# The Critique Thread



## M. LeRenard (Sep 15, 2010)

No date on this one, due to the lack of participants in these in general.  This one will remain up indefinitely.
Copying the rules from the last thread:



SSJ3Mewtwo said:


> Please use this thread to ask  for critique. *Do not start a new  thread.*
> 
> The original rules were written up by Poetigress.  Please read the   guidelines before posting.
> 
> ...


 
There were no critique requests to be carried over this time.  Do you guys need a prize to work toward, or something?

*Edited to add: since there were no requests merged from the last thread, the first two requests in this one will be a freebie.  That means you don't have to critique two others (since there are no others to critique) before you post a request.*


----------



## Masquerade (Nov 7, 2010)

I'm offering free critiques for short fiction (the previous reply to this thread appears to not be short fiction).


For credentials, I've written a short porn story that was featured on SoFurry, and I've had a poem published in my university's honors literary magazine.

I know there's a system for this thread, but I'm unable to check FA regularly because I use my university's public computers. But I can check my e-mail, and I can download stories to my flash drive to look at them on my home computer, where I can critique them.

Available data ▸
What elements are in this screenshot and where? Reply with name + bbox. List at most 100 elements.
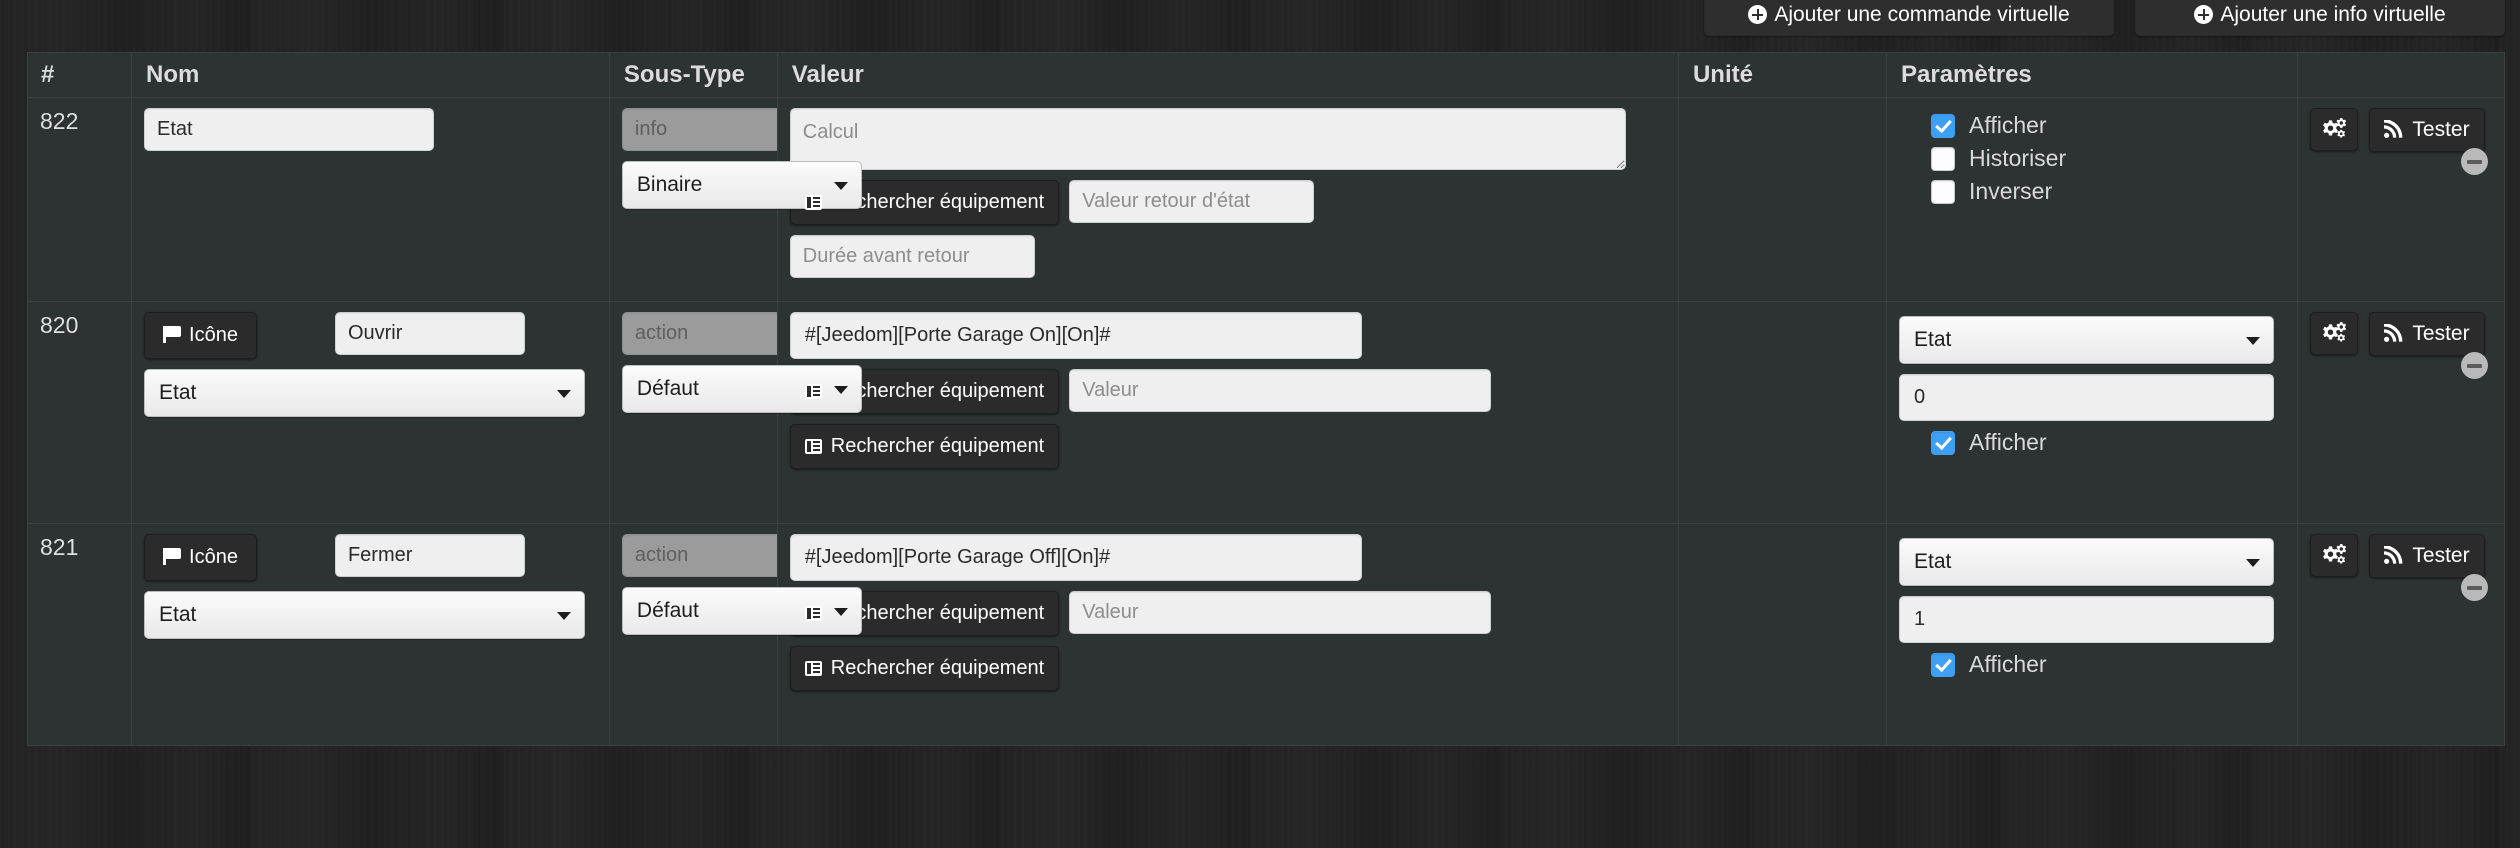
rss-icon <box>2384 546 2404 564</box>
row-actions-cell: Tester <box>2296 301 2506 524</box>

Task list ▸
1) In the critique thread, who wrote the original rules?
2) Extend the critique thread, picking up right after its final sentence.

Answers given ▸
1) Poetigress

2)
If you'd like for me to critique a story, e-mail it to me. I've posted my e-mail address in a journal entry (I'm not posting it here because Google indexes the forums). The journal entry can be found here: http://www.furaffinity.net/journal/1729884/

I've critiqued two stories so far, and here's the feedback I've received on my critiques:
"I liked [your critique] a lot, it was very detailed and interesting and got me thinking quite a bit."
"Your feedback is very much appreciated."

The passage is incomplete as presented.